Would you echo back, verbatim, every line from the first one through the one with "x-tick-label: 9月 xyxy=(700,627,731,649)", including both of those lines?

^^^^^^^^^^^^^^^^

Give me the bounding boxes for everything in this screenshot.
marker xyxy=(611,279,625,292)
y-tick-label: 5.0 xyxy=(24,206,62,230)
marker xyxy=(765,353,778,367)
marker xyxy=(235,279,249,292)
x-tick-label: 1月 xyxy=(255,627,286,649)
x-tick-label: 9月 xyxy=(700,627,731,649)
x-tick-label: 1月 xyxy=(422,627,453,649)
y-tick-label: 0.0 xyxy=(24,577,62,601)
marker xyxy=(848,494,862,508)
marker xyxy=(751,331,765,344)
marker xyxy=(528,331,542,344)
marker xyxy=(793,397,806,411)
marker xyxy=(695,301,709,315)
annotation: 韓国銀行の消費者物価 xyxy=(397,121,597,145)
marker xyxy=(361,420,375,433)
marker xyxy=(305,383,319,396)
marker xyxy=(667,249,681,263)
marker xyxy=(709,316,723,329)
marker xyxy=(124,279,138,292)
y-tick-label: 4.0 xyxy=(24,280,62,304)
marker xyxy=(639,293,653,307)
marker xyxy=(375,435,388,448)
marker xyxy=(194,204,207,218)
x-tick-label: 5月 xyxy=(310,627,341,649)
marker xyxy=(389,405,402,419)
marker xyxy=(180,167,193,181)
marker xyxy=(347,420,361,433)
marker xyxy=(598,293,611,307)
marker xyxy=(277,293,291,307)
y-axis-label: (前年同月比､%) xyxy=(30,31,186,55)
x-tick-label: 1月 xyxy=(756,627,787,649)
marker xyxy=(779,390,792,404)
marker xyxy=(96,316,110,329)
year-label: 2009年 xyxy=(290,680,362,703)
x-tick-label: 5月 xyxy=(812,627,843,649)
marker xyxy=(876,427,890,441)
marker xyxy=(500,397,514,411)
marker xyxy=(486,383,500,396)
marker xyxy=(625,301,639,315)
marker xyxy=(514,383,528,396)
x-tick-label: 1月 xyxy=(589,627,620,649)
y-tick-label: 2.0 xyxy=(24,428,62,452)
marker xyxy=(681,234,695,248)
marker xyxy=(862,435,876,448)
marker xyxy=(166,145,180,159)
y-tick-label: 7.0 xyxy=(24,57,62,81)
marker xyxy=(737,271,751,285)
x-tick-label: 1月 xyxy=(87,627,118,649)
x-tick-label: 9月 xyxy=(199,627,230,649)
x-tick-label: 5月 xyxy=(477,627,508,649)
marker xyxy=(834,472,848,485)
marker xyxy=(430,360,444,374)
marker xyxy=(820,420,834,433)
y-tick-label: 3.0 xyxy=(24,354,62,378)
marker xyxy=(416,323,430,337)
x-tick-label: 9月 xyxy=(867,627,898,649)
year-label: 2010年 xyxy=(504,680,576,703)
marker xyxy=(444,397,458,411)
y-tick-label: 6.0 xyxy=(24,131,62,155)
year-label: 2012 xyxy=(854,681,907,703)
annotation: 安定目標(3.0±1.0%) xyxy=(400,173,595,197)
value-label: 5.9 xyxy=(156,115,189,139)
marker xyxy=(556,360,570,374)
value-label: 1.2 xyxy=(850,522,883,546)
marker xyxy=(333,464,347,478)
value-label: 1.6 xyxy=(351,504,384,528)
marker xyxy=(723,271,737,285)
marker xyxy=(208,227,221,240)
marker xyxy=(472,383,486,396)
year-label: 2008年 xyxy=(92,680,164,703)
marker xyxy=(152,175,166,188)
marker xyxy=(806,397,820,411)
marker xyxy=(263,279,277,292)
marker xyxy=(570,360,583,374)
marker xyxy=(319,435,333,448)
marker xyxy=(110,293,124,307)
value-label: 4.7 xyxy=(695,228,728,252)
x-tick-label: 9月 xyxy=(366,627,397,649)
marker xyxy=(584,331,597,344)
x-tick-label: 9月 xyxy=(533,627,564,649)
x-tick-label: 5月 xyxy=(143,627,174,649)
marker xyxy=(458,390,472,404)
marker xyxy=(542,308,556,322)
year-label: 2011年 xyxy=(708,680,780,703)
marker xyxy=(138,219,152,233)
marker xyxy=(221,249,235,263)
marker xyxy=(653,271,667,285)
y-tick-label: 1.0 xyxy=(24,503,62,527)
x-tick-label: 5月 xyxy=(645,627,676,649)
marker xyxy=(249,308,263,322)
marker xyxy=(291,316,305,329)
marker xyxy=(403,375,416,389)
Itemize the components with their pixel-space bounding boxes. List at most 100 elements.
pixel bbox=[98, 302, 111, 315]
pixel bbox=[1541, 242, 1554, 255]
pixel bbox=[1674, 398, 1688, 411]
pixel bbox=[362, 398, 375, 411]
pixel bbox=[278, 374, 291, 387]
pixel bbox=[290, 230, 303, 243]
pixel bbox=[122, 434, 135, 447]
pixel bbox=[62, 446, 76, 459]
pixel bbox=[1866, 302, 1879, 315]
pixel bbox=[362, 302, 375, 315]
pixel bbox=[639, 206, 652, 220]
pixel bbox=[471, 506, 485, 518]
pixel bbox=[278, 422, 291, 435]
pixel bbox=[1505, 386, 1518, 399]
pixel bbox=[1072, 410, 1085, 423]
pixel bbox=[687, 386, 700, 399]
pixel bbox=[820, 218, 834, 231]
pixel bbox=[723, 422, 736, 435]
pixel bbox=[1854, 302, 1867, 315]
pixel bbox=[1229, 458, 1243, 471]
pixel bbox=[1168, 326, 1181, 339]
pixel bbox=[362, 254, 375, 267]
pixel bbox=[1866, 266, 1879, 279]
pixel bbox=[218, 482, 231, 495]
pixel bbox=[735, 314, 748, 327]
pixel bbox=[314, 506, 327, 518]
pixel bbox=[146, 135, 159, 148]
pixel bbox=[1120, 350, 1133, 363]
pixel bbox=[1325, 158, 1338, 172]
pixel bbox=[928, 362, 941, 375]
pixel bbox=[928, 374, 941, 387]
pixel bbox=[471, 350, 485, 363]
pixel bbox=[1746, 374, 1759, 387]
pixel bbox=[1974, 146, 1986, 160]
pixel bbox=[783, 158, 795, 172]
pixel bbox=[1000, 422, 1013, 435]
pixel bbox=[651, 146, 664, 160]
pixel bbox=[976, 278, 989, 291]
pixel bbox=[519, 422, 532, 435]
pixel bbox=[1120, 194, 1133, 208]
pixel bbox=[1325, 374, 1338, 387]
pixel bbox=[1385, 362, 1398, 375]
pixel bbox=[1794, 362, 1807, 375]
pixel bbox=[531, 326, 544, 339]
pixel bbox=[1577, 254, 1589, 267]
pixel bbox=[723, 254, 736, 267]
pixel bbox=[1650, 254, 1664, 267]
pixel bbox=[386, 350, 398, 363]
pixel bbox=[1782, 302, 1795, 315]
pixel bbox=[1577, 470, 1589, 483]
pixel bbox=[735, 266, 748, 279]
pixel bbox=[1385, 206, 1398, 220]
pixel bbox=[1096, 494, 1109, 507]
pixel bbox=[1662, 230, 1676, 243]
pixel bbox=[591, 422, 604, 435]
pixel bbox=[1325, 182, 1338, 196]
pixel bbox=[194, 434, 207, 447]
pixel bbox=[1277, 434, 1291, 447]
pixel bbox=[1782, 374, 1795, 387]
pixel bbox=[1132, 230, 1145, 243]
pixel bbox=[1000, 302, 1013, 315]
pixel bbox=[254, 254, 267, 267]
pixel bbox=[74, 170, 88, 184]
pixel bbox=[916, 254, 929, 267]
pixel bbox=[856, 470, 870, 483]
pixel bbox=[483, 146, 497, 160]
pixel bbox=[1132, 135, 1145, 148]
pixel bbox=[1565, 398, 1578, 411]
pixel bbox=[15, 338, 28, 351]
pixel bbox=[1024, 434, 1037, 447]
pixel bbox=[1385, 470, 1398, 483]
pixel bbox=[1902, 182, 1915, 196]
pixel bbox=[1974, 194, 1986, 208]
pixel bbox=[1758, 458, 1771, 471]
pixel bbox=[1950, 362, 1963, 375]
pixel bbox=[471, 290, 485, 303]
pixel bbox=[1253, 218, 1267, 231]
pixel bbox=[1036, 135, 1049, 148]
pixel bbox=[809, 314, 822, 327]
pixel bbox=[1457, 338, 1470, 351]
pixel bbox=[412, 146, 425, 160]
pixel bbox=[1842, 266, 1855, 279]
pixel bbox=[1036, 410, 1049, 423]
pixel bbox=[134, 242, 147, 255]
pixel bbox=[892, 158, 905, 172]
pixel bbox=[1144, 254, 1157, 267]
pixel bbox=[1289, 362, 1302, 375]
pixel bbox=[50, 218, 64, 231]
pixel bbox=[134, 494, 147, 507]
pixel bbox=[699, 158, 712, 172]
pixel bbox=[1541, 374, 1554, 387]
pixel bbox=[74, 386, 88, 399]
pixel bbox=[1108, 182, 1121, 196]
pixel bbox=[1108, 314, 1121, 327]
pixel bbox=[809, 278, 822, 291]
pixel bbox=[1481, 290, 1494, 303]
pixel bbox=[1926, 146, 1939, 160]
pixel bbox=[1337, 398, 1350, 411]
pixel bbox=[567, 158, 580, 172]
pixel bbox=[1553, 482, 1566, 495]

^^^^^^^^^^^^^^^^

REPLY TO THE EXERCISE
Give me the bounding boxes for everything in this screenshot.
marker xyxy=(611,279,625,292)
y-tick-label: 5.0 xyxy=(24,206,62,230)
marker xyxy=(765,353,778,367)
marker xyxy=(235,279,249,292)
x-tick-label: 1月 xyxy=(255,627,286,649)
x-tick-label: 9月 xyxy=(700,627,731,649)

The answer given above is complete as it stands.